### OBJECTIVE
Below are some records. Copy every line in them that holds "JSON".

### PROVIDED DATA
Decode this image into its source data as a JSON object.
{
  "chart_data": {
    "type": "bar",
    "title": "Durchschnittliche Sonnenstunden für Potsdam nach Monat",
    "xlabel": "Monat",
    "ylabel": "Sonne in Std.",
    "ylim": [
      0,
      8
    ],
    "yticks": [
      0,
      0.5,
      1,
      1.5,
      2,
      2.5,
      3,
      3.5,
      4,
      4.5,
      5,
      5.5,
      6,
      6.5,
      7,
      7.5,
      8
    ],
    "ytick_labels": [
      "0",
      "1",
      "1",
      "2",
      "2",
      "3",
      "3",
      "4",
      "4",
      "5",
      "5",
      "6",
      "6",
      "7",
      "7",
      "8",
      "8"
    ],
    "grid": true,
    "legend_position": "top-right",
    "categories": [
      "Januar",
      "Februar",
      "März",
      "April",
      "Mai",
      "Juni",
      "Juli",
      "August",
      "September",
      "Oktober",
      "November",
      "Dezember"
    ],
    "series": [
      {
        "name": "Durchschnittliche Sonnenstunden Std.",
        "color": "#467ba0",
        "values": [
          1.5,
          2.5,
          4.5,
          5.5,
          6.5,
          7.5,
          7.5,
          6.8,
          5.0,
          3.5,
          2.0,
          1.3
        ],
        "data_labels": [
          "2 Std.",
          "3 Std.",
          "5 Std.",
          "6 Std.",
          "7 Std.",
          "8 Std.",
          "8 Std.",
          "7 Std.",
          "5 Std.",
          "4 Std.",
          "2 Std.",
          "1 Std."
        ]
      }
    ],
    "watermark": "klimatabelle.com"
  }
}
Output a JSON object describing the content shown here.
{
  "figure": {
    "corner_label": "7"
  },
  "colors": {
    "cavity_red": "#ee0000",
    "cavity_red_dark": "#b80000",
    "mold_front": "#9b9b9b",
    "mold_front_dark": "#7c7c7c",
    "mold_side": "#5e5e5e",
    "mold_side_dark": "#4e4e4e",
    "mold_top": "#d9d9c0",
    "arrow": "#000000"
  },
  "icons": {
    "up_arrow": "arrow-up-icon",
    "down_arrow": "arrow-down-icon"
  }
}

### OUTPUT BELOW
Decode this image into its source data as a JSON object.
Output a JSON object describing the content shown here.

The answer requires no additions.